• [AUSGANGSTEXT]:
================================
Feministische Botschaften auf den Wänden Wiens

Von Dornröschen und Femiziden

Im Vergleich zu anderen Städten ist die Graffiti und Street Art-Szene Wiens oft zurückhaltend, wenn es um politische Botschaften geht. Auffällig ist jedoch in den letzten Jahren eine Zunahme an feministisch motivierten Statements und Murals, die auf den Wänden der Stadt zu entdecken sind.

Häufig wird argumentiert, dass schon der Akt des selbstautorisierten Sprayens per se ein politischer ist, weil er Eigentums- und Machtstrukturen des öffentlichen Raums hinterfragt. Wenn es aber nicht gerade einen Ibiza-Skandal oder einen Kriegsbeginn gibt, sind die Wiener Sprayer:innen selten explizit politisch oder aktivistisch hinsichtlich ihrer Botschaft. Das trifft für großflächige, künstlerisch aufwendige Murals genauso zu wie für illegale oder zumindest nicht-beauftragte Tags und Pieces.

Doch mit der zunehmenden Diversität der Szene und der steigenden Anzahl junger Frauen, die heute als Sprayer:innen unterwegs sind, kommen vermehrt auch feministische Themen auf den Wänden Wiens an. Die Mittel, Stile und Medien sind sehr unterschiedlich. Gemeinsamer Nenner ist die Motivation, gesellschaftlichen Diskursen öffentliche Sichtbarkeit und Reichweite zu geben und einen Raum für Mitgestaltung für FLINTA zu schaffen.
================================
• [MATERIAL ZUR AUFGABE]:
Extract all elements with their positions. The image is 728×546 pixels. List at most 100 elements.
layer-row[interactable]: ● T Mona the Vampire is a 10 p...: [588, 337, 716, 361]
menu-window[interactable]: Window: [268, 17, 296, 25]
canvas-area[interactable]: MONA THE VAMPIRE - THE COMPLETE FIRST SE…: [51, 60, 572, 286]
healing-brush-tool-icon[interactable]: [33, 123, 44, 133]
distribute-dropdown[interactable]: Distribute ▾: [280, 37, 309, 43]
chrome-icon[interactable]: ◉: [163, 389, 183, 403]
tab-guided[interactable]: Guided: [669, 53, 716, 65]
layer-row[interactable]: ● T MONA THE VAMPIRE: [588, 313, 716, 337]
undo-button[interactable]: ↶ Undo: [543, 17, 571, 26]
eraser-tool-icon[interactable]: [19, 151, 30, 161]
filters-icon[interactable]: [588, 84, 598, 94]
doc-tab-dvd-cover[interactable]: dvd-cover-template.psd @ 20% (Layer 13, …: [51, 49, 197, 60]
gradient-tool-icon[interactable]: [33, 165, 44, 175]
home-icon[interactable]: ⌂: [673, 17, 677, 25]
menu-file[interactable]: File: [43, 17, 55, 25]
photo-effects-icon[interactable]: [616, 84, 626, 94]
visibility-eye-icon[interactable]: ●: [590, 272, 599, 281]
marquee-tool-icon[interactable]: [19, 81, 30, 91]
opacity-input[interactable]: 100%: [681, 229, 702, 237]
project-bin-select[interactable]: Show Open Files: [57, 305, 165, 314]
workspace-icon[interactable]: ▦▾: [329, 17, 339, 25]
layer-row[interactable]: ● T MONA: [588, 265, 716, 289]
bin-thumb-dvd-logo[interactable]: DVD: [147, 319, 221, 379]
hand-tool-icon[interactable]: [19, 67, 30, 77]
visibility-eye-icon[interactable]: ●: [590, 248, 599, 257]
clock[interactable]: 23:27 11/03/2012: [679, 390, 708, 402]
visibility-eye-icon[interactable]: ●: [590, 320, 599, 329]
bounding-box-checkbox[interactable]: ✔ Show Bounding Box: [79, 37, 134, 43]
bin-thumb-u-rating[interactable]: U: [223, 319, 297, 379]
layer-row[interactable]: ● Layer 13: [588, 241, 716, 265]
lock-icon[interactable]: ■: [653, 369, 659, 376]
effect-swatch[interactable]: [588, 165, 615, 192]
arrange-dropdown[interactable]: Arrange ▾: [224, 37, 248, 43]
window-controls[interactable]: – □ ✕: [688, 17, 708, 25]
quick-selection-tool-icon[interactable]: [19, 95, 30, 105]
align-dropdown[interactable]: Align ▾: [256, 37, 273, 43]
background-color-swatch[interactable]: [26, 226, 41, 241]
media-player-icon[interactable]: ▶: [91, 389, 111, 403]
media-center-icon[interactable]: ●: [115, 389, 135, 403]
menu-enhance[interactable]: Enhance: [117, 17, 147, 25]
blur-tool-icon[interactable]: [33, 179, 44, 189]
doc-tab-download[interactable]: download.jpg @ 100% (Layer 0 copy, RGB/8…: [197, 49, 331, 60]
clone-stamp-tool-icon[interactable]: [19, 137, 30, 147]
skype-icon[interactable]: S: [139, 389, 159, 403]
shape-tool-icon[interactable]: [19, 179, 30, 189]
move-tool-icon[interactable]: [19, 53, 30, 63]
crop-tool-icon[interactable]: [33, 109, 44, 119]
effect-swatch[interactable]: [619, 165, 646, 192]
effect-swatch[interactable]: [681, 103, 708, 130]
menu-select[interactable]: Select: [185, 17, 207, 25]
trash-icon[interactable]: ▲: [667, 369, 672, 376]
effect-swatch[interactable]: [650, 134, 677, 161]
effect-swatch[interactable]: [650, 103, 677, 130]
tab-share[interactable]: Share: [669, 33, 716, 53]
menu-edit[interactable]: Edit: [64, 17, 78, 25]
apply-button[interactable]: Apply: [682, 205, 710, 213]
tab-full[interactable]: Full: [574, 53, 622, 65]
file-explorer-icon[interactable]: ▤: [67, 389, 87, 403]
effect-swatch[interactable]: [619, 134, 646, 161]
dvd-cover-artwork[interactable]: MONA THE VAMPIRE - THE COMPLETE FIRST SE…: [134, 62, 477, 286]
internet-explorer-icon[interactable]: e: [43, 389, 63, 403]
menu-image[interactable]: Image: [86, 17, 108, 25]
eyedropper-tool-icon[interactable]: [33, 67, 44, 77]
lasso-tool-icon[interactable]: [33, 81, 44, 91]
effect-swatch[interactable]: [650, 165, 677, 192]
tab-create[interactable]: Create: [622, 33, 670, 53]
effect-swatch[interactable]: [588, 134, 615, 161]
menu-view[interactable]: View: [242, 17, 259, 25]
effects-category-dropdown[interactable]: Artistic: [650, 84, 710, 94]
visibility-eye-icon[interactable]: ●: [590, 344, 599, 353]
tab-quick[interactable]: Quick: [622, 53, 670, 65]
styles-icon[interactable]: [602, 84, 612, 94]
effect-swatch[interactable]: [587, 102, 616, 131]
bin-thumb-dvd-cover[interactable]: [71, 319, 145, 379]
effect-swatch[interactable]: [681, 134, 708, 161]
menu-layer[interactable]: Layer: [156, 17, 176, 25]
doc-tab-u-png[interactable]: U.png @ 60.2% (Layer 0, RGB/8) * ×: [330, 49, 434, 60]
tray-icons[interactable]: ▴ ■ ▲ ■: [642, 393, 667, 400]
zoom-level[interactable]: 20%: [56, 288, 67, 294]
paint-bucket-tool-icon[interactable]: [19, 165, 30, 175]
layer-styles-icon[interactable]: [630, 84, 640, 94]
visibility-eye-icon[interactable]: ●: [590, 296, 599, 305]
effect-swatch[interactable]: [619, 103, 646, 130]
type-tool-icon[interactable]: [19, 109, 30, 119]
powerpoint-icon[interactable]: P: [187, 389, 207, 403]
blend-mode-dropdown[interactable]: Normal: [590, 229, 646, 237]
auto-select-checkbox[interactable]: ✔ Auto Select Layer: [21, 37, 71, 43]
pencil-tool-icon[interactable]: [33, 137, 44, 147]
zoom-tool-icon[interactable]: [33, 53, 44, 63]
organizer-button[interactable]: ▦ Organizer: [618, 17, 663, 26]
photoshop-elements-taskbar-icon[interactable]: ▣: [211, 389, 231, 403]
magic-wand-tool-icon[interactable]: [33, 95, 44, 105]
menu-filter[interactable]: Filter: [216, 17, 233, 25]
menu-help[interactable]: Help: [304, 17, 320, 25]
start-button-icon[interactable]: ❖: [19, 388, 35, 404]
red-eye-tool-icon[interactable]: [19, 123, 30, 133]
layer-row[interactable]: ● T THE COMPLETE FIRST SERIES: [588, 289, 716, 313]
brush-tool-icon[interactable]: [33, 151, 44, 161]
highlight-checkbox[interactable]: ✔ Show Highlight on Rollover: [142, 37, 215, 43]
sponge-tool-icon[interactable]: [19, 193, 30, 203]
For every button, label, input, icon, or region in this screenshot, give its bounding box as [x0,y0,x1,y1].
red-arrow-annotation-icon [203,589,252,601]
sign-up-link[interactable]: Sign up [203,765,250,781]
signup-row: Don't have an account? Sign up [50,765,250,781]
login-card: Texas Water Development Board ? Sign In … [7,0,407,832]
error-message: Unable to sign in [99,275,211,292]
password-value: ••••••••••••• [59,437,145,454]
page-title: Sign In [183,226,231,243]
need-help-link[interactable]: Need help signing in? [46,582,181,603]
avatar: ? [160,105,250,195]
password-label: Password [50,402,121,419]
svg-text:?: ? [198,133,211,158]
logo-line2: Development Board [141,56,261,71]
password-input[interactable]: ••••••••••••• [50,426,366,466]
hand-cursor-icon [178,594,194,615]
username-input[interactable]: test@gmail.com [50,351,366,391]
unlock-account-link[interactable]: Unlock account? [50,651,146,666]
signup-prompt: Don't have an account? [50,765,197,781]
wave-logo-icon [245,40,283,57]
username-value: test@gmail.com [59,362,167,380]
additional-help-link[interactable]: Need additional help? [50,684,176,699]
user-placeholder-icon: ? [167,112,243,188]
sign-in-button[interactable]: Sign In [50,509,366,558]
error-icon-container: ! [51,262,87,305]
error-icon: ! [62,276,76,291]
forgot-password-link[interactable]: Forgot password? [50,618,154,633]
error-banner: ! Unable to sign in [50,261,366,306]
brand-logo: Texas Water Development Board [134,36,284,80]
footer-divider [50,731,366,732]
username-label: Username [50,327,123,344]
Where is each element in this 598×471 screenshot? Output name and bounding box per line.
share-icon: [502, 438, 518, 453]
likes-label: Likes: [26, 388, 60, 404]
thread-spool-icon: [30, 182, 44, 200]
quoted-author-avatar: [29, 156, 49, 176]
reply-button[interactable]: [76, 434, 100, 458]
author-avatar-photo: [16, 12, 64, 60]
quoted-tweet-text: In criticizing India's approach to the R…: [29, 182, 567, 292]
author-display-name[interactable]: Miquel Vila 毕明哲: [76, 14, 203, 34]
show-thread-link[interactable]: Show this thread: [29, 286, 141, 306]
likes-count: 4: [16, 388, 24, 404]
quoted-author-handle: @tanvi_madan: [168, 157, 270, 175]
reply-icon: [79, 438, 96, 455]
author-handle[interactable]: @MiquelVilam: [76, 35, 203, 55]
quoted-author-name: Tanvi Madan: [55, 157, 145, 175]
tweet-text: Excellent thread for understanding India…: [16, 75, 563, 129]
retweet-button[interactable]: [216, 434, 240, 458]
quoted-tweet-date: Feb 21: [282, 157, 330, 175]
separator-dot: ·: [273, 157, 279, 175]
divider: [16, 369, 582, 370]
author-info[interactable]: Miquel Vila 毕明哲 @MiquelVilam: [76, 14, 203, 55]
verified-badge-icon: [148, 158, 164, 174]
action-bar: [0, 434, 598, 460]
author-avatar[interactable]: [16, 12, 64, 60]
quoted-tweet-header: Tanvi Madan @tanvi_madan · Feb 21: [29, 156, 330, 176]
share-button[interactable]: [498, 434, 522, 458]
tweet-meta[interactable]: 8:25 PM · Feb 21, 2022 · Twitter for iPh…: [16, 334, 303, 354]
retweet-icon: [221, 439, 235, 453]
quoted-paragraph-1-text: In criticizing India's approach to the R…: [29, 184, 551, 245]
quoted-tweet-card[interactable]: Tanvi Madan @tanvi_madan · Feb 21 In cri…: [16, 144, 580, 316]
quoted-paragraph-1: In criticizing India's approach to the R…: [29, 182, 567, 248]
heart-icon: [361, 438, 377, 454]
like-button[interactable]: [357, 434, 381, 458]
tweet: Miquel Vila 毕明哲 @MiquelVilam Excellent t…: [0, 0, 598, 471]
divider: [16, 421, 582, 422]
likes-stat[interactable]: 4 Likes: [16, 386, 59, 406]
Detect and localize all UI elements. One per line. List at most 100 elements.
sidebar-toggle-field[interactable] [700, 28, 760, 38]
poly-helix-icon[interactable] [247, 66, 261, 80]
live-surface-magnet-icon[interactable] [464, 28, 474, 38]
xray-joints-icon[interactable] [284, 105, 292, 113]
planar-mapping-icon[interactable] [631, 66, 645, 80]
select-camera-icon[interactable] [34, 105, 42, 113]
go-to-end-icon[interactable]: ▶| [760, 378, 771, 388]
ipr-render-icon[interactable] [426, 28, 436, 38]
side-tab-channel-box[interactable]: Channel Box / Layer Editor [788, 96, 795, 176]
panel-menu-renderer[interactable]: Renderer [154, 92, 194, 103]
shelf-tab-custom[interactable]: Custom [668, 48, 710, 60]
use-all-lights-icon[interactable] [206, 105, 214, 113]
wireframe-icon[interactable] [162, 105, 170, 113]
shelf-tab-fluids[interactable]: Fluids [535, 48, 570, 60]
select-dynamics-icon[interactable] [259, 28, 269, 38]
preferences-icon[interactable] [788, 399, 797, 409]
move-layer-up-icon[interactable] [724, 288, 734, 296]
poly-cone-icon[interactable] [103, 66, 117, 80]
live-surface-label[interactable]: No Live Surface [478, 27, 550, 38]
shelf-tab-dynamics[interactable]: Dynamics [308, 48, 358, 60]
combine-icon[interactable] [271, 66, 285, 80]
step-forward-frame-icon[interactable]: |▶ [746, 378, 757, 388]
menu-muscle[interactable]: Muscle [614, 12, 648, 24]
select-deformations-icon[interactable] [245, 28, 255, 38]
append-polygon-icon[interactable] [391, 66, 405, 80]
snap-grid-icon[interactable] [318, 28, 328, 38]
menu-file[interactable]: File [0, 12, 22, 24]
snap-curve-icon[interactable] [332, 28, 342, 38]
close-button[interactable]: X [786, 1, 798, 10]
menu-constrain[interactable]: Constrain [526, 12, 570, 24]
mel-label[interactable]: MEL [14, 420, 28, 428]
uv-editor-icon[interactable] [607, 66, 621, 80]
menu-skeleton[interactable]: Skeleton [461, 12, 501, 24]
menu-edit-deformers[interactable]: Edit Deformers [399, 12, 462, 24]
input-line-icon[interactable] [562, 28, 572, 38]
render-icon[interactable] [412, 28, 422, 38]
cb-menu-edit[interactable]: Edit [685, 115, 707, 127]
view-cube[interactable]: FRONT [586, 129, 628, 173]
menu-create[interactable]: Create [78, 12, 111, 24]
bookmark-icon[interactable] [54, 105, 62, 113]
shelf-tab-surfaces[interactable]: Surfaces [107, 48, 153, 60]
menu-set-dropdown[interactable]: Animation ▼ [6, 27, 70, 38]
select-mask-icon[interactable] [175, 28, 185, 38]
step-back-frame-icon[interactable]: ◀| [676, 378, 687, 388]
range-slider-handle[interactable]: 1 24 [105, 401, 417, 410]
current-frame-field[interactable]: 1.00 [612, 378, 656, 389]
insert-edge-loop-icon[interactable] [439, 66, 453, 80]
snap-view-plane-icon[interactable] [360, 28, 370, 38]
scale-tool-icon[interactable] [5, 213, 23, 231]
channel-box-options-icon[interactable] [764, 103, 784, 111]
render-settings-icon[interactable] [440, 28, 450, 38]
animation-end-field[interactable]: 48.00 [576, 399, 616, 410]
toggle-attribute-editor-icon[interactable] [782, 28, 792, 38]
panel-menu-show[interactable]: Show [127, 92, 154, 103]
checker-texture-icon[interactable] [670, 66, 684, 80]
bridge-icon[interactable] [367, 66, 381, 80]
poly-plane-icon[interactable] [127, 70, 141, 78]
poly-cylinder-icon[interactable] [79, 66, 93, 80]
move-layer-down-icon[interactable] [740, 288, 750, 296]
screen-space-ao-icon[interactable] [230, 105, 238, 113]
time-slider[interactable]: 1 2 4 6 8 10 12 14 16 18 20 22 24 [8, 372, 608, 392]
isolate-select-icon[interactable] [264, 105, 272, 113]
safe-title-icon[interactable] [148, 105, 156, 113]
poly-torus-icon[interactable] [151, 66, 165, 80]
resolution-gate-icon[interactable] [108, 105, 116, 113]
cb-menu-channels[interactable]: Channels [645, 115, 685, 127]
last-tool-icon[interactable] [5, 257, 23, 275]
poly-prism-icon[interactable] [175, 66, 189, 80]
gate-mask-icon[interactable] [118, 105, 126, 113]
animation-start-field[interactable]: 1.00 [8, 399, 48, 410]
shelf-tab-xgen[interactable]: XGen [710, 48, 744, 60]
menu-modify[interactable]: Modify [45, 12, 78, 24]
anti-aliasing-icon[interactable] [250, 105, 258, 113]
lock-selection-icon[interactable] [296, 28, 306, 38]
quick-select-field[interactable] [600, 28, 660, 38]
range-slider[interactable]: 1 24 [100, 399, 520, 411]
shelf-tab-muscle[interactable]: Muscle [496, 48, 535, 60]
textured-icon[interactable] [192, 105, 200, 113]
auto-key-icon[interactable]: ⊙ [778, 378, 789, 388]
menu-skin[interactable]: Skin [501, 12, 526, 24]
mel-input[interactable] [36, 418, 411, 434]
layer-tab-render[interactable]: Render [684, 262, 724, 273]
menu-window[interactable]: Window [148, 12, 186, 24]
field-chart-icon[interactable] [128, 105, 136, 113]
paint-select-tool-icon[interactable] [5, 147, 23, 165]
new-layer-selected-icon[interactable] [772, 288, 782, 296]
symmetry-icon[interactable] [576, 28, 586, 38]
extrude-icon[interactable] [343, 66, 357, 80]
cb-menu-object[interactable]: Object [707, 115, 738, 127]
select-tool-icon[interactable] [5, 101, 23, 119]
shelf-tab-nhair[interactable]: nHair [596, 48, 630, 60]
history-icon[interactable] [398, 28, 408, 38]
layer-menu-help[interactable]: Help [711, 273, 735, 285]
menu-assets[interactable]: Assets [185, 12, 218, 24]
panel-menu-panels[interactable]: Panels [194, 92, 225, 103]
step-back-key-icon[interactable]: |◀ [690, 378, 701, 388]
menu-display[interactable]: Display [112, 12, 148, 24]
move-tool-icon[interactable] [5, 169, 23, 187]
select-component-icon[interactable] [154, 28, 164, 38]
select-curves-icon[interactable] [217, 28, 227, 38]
================================
• [GESTELLTE AUFGABE 1]: Worin besteht laut dem Ausgangstext der gemeinsame Nenner der feministischen Arbeiten auf den Wänden Wiens?
• [GESTELLTE AUFGABE 2]: Ordnen Sie die Zeilen des Materials, beginnend mit der ersten Zeile und endend mit der Zeile, die "visibility-eye-icon[interactable]: ●: [590, 272, 599, 281]" enthält, als JSON-Liste von Zeichenketten an, eine Zeichenkette je Zeile und ohne Leerzeilen.
Der Ausgangstext und die Zeilen stammen aus voneinander unabhängigen Quellen.

• [VOLLSTÄNDIGE AUSGABE 1]: In der Motivation, gesellschaftlichen Diskursen öffentliche Sichtbarkeit und Reichweite zu geben und einen Raum für Mitgestaltung für FLINTA zu schaffen.

• [VOLLSTÄNDIGE AUSGABE 2]:
[
  "Extract all elements with their positions. The image is 728×546 pixels. List at most 100 elements.",
  "layer-row[interactable]: ● T Mona the Vampire is a 10 p...: [588, 337, 716, 361]",
  "menu-window[interactable]: Window: [268, 17, 296, 25]",
  "canvas-area[interactable]: MONA THE VAMPIRE - THE COMPLETE FIRST SE…: [51, 60, 572, 286]",
  "healing-brush-tool-icon[interactable]: [33, 123, 44, 133]",
  "distribute-dropdown[interactable]: Distribute ▾: [280, 37, 309, 43]",
  "chrome-icon[interactable]: ◉: [163, 389, 183, 403]",
  "tab-guided[interactable]: Guided: [669, 53, 716, 65]",
  "layer-row[interactable]: ● T MONA THE VAMPIRE: [588, 313, 716, 337]",
  "undo-button[interactable]: ↶ Undo: [543, 17, 571, 26]",
  "eraser-tool-icon[interactable]: [19, 151, 30, 161]",
  "filters-icon[interactable]: [588, 84, 598, 94]",
  "doc-tab-dvd-cover[interactable]: dvd-cover-template.psd @ 20% (Layer 13, …: [51, 49, 197, 60]",
  "gradient-tool-icon[interactable]: [33, 165, 44, 175]",
  "home-icon[interactable]: ⌂: [673, 17, 677, 25]",
  "menu-file[interactable]: File: [43, 17, 55, 25]",
  "photo-effects-icon[interactable]: [616, 84, 626, 94]",
  "visibility-eye-icon[interactable]: ●: [590, 272, 599, 281]"
]